▶ **Excerpt**
********************
How To Make An Electronic Drum Track MIDI More Realistic Sounding

Roland Electronic Drum Kit with black pads and cymbal trigger pads


When you’re in the creative process of building up a song, one of the first things you think about is creating a great sounding drum track to drive the rhythm. 

Let’s face it, setting up and recording a real drum kit is no easy feat, and many producers won’t have easy access to a full drum kit in the first place. 

If this is the case, your first thought is probably to use some programmed MIDI drum parts. The only problem is that MIDI drums don’t always sound realistic like a real drum kit, and they don’t sound like they were played by a real drummer!

We’ve put together some techniques and tricks to help you turn your electronic sounding MIDI drums into more authentic, natural-sounding drums so they best serve your song.

Please note that we may refer to and link to products within the article that we recommend. In some cases we receive an affiliate commission if you buy through these links. We certainly appreciate it if you do support us in this way and this enables us to maintain the website and keep creating helpful content for our readers.

How to make MIDI drums more realistic

  • Use a MIDI instrument like a sample pad, MIDI drum kit, or MIDI controller with a built-in trigger pad. 
  • Add dynamic range to your MIDI performance so it sounds more natural like a human played it.
  • Program a drum part that a real drummer could actually play (not too busy!)
  • Add ghost notes to improve the complexity and feel of the drumbeat.
  • Add natural groove and swing to suit the feel of the song
  • Find authentic drum samples that suit the style of your music
  • Add reverb and delay to add an element of space around the notes. 
  • Create subtle imperfections to make your MIDI drums sound more human.
  • Record instruments like your cymbals live as well as some acoustic percussion like shakers and a tambourine.

Let’s dive into these simple steps to turn your electronic drums into drums that sound realistic and authentic.

Steps To Make Your Programmed MIDI Drums Sound Realistic

You can implement these steps at the same time, or you can pick ones that work the best for you and the sound you are after.
********************
Annotated region listings
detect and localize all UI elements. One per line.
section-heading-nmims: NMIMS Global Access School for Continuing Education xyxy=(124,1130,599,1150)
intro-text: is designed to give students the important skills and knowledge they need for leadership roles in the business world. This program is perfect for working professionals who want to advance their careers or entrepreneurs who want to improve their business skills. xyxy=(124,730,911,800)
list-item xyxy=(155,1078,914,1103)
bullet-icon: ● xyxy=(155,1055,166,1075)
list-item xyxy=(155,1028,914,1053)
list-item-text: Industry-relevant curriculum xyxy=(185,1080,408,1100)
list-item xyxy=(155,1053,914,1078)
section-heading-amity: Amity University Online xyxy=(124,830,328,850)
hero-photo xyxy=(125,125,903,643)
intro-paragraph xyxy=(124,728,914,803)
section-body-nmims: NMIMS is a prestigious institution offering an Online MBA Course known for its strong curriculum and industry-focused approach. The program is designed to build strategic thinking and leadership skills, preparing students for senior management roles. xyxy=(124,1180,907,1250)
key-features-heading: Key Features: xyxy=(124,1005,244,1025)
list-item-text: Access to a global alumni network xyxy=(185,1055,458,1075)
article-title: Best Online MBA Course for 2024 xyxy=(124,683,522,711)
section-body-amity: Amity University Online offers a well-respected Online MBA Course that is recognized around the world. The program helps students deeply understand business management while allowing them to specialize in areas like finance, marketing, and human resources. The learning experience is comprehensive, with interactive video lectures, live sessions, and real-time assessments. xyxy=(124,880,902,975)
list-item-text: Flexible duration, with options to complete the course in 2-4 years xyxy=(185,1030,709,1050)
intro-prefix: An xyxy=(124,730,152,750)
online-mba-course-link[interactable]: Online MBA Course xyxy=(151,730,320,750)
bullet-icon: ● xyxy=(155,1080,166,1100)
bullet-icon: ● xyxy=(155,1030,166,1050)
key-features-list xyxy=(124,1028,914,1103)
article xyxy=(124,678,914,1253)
********************
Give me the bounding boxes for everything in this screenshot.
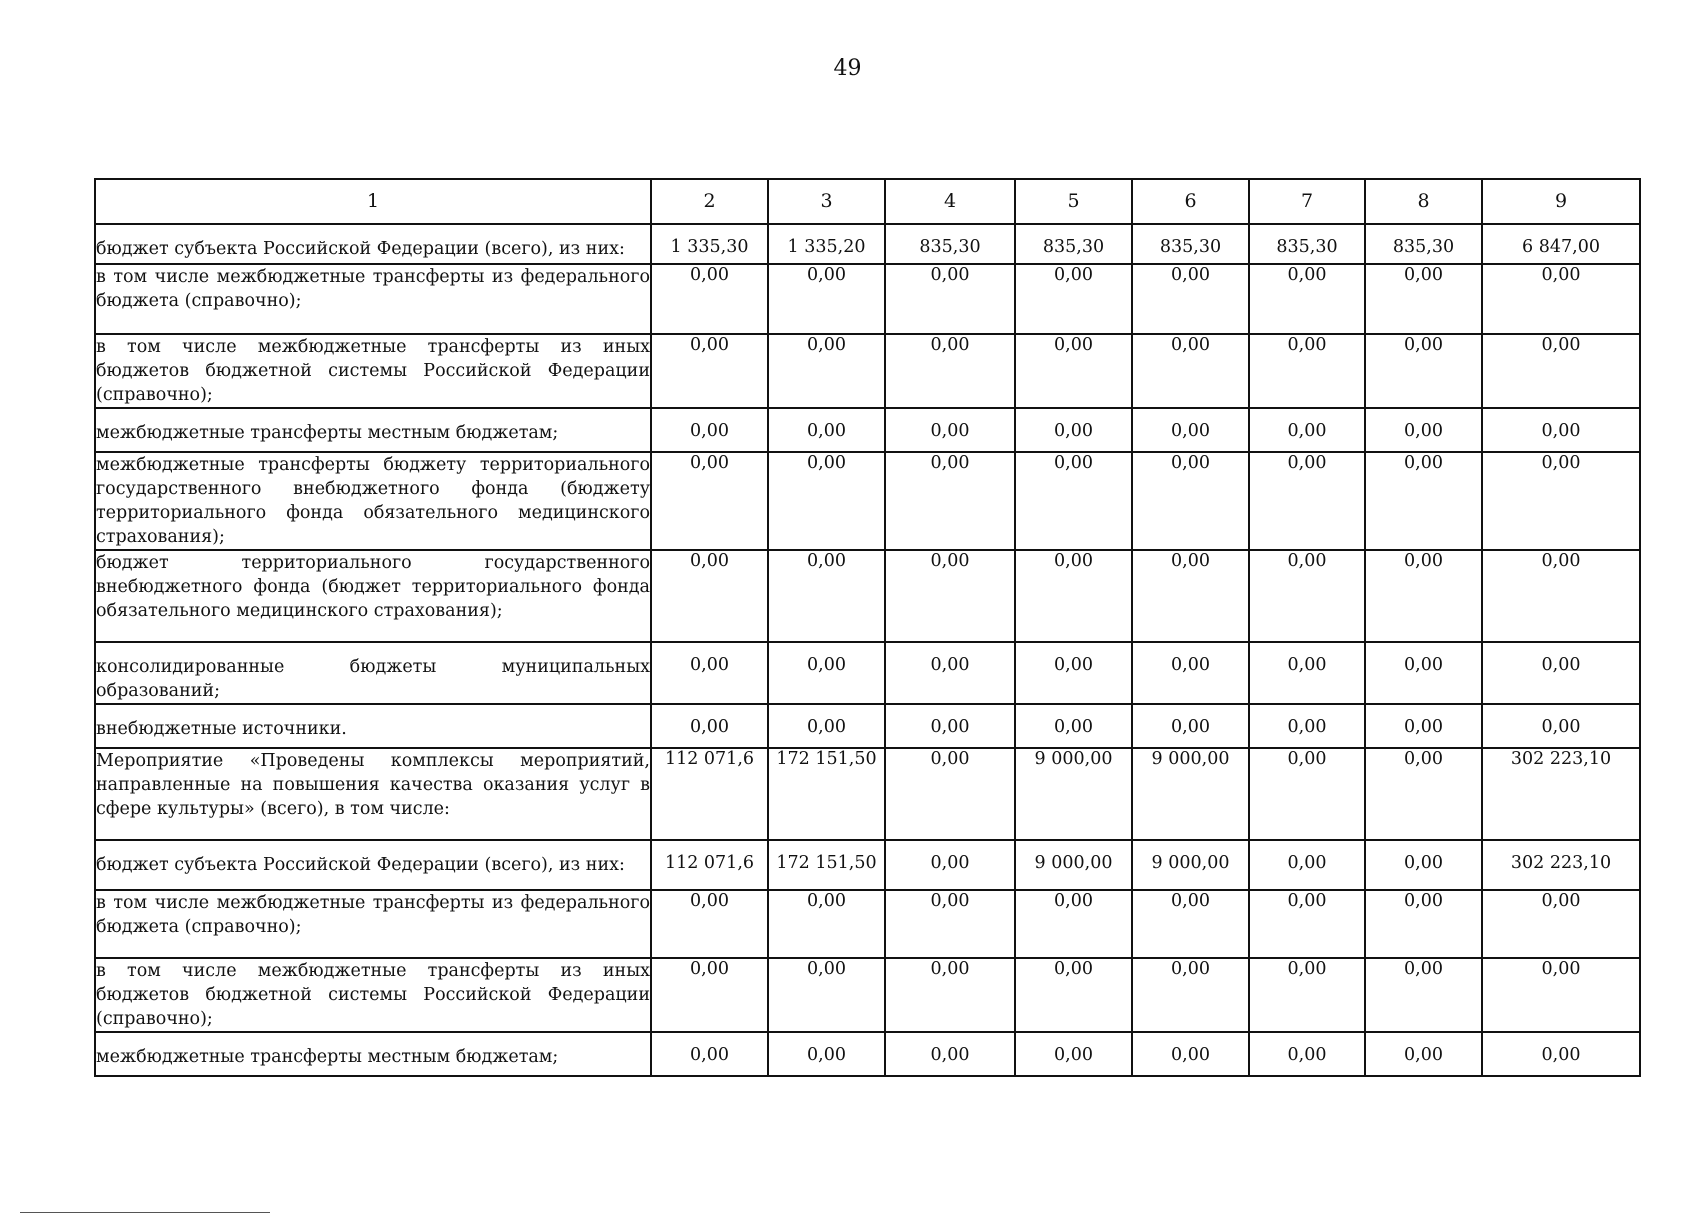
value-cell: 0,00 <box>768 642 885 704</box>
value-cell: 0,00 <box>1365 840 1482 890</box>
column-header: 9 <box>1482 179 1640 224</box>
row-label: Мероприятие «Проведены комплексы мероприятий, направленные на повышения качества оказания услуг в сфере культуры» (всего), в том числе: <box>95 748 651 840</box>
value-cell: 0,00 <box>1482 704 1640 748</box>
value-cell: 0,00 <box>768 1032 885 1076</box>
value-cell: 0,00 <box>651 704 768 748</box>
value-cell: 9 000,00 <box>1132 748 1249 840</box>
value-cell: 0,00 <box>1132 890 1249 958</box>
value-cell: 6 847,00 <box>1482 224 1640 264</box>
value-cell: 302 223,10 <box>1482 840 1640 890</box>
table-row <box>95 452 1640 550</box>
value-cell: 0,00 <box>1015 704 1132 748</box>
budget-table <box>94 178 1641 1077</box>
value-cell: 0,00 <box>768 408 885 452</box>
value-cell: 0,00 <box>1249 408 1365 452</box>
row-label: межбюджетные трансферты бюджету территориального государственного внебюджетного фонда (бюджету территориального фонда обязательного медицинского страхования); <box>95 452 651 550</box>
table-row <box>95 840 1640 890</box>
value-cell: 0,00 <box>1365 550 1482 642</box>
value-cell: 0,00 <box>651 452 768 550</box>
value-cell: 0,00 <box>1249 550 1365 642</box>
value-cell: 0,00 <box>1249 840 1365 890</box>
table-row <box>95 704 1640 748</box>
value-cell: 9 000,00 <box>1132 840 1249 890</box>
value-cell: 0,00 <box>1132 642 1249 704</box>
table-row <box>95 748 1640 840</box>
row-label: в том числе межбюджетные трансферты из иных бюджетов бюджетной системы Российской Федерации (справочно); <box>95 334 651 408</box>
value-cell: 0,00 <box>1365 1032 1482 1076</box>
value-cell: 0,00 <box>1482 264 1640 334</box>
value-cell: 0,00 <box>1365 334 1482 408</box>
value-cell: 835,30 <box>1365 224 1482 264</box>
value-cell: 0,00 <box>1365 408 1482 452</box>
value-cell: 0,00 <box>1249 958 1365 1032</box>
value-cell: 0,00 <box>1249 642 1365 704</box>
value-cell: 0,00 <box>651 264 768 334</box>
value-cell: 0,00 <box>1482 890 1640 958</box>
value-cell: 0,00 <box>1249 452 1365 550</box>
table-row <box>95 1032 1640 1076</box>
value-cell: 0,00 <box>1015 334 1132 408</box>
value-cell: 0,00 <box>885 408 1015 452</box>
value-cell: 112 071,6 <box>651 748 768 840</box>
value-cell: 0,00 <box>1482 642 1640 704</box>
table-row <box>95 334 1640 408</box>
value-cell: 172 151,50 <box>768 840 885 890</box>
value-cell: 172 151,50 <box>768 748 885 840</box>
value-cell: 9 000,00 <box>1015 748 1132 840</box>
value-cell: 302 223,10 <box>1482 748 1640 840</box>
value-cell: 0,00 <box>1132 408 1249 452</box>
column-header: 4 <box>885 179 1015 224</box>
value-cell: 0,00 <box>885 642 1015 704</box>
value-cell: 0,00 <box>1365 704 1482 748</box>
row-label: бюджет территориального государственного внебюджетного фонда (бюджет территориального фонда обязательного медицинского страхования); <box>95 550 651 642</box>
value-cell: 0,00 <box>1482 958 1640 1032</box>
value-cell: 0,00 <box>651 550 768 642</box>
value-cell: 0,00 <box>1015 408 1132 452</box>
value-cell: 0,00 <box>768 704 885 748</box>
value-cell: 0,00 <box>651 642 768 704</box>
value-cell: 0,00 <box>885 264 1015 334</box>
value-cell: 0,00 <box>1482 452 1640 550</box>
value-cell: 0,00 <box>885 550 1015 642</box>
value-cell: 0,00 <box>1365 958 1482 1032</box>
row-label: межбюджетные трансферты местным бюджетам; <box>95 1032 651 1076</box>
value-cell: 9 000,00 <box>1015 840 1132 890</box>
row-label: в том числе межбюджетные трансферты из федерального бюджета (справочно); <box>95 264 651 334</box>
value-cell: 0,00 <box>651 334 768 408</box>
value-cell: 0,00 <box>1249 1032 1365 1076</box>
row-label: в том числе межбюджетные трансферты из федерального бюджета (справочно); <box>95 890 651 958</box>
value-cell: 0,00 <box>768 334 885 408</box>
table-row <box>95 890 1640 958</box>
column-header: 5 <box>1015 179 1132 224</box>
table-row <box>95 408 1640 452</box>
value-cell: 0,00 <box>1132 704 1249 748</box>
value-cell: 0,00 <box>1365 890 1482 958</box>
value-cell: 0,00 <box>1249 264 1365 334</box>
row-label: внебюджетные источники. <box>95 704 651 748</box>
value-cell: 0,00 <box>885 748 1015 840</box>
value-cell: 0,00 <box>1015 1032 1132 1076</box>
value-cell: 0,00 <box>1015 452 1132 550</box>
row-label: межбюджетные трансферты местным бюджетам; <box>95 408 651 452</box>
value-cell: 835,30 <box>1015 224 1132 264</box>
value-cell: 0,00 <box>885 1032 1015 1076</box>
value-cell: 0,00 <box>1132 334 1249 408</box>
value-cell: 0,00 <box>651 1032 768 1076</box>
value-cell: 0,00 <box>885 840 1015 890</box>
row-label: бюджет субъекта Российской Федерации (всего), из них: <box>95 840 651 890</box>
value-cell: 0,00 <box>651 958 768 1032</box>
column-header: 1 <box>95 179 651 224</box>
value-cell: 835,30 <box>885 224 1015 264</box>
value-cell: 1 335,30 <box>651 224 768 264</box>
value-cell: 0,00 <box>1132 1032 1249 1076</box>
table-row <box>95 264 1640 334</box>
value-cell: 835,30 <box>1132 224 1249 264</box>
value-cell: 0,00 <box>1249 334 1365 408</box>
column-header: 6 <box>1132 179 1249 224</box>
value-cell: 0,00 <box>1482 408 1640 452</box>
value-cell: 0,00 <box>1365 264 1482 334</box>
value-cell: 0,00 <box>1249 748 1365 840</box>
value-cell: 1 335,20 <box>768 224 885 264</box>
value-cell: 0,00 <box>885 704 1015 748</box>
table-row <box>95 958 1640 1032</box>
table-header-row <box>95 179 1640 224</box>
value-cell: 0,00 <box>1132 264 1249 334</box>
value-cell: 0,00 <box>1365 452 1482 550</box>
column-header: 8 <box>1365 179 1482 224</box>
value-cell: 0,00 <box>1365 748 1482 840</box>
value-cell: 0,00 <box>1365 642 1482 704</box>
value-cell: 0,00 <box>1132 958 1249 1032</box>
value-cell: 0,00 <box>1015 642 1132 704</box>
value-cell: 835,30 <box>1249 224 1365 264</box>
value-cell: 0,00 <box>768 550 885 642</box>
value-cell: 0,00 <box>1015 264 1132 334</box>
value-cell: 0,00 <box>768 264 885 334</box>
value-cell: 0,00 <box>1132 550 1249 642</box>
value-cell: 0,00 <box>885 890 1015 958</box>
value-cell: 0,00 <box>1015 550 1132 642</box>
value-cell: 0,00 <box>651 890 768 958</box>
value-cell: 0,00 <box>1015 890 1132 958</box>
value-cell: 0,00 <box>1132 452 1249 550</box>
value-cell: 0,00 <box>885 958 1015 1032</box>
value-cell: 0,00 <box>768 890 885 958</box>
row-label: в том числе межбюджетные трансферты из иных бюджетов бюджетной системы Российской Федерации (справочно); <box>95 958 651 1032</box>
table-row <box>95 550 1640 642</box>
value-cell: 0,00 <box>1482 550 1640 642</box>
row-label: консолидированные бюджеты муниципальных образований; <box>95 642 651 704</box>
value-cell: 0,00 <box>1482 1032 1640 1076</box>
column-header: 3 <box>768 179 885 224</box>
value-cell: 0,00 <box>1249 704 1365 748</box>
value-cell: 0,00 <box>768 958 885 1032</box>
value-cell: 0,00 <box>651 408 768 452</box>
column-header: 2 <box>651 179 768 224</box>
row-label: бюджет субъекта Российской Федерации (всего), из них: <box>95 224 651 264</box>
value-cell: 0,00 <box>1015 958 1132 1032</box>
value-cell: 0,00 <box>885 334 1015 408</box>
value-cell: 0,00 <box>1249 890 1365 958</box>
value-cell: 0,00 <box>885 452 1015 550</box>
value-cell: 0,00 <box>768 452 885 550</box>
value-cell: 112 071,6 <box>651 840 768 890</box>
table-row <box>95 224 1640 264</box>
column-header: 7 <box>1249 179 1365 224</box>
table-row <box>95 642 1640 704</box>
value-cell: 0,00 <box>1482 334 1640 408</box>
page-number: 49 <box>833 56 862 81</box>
********************
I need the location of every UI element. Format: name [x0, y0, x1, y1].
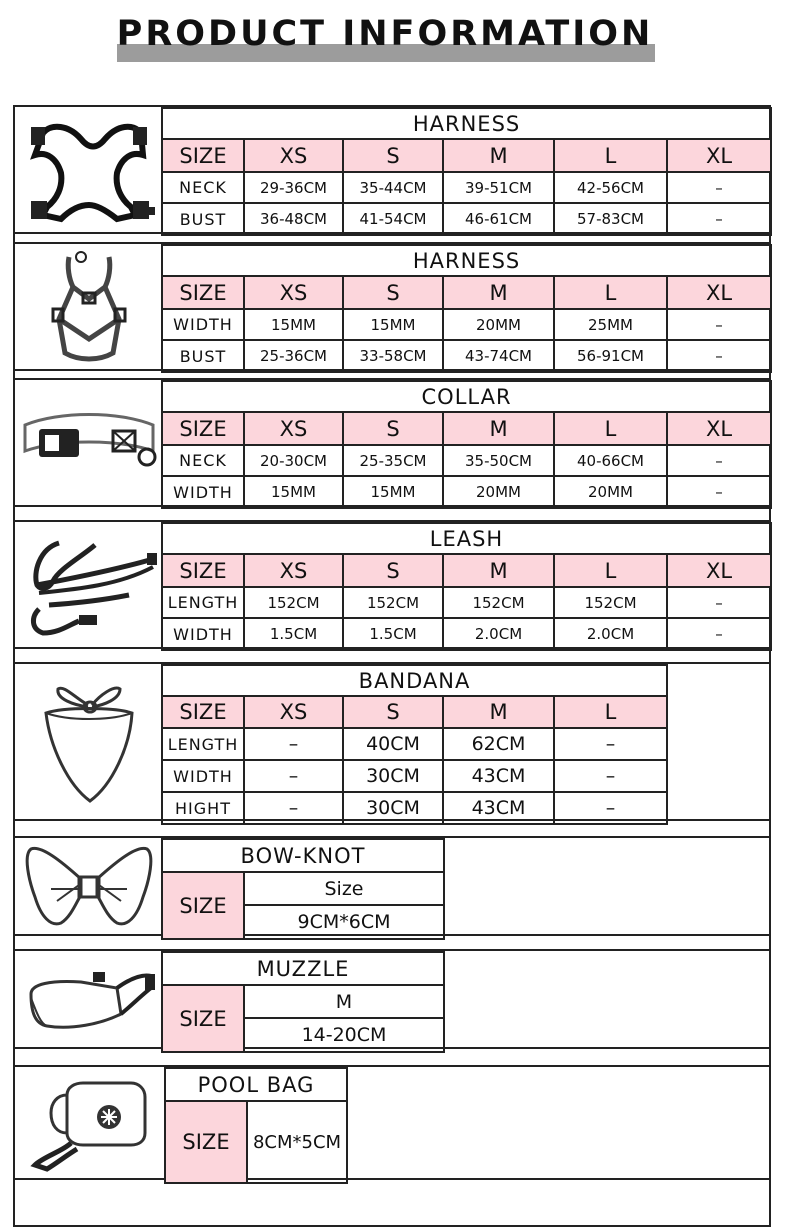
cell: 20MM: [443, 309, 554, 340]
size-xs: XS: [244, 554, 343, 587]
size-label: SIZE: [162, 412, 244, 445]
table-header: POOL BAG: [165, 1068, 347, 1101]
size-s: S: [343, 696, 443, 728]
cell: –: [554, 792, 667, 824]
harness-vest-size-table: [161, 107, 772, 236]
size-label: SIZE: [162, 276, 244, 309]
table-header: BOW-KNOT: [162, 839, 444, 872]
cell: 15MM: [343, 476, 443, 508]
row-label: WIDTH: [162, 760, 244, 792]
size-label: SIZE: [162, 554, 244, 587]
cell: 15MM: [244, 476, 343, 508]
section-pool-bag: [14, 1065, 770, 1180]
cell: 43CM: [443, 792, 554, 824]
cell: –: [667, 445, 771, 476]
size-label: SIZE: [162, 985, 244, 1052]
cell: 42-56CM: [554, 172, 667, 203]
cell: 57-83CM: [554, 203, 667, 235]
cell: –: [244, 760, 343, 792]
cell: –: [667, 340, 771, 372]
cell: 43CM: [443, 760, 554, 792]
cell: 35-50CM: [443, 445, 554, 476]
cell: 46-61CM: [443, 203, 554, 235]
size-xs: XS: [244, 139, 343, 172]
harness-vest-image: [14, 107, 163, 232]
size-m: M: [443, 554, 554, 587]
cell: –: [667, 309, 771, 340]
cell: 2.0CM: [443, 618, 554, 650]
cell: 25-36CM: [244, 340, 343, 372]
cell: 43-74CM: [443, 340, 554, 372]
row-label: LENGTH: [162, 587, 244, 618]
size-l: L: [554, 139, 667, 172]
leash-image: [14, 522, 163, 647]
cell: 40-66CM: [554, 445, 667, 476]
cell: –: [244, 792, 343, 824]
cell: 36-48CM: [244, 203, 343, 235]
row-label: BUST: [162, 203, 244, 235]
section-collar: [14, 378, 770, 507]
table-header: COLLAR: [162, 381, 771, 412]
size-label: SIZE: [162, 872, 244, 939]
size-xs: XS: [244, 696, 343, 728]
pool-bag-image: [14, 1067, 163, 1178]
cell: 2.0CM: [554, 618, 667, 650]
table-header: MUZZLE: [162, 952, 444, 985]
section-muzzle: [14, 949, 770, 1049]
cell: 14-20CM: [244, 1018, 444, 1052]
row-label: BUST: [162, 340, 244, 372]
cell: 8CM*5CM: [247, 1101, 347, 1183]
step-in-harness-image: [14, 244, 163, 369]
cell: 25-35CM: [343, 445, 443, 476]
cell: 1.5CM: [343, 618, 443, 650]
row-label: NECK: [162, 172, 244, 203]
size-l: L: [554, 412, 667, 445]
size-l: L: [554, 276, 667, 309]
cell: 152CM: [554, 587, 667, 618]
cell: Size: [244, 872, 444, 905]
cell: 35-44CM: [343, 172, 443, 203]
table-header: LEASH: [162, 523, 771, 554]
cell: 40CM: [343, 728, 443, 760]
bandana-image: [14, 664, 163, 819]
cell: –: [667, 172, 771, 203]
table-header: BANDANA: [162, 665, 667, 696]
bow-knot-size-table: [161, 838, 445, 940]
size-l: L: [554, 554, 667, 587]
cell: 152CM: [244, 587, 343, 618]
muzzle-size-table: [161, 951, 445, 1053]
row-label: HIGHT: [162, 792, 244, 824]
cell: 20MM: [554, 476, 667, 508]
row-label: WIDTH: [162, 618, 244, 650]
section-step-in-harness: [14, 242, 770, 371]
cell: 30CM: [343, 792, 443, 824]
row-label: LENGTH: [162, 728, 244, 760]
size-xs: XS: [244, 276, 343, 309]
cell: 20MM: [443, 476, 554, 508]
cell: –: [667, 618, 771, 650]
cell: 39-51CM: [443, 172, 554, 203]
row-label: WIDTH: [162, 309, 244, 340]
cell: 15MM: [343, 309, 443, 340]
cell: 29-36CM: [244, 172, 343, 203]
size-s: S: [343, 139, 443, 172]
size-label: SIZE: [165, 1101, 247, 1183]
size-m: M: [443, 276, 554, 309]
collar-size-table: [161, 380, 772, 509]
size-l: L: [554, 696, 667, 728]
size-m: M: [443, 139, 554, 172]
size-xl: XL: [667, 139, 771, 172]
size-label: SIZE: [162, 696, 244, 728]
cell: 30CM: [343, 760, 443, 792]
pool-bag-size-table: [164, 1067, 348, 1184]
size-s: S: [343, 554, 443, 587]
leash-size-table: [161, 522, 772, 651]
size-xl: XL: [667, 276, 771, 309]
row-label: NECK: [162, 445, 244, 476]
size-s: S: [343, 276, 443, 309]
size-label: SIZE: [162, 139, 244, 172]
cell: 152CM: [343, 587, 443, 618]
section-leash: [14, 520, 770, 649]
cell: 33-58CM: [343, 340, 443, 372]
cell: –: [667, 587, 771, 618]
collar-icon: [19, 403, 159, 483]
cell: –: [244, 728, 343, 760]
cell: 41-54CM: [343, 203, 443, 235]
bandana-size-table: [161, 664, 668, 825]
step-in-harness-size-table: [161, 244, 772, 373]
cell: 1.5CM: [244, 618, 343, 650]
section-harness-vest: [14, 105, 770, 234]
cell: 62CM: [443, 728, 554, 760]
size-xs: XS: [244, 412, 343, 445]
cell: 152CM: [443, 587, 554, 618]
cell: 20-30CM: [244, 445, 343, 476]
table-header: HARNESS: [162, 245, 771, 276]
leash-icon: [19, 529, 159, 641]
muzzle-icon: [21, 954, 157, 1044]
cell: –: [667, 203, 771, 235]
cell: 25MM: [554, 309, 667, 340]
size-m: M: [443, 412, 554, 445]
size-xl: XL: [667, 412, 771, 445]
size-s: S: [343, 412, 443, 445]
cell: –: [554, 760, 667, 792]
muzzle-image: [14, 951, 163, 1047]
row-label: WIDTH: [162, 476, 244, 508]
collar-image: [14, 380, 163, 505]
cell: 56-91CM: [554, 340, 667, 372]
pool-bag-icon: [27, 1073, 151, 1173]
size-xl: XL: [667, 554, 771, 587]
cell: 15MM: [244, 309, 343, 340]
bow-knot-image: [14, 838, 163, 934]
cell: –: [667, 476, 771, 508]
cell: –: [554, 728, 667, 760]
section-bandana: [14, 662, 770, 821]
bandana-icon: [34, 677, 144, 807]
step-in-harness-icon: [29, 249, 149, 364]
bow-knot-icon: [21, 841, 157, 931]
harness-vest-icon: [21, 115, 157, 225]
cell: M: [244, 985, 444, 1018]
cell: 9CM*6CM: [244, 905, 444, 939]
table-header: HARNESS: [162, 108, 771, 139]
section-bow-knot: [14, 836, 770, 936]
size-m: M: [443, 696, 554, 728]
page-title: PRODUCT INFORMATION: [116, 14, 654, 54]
********************
▶ **Exercise requirements**
**a)** Rewrite the paragraph of the MIDI drums article that begins "If this is the case" in a shorter form, keeping its main points.
**b)** In the MIDI drums article, which acoustic percussion does the list suggest recording live?
**c)** Return the passage of the MIDI drums article between "When you’re in" and "the first place.", inclusive, copied word for word.

▶ **Answers per task**
**a)** Without a real kit, most people reach for programmed MIDI drum parts. But MIDI drums often don't sound like a real kit or a real drummer playing.

**b)** Shakers and a tambourine.

**c)**
When you’re in the creative process of building up a song, one of the first things you think about is creating a great sounding drum track to drive the rhythm. 

Let’s face it, setting up and recording a real drum kit is no easy feat, and many producers won’t have easy access to a full drum kit in the first place.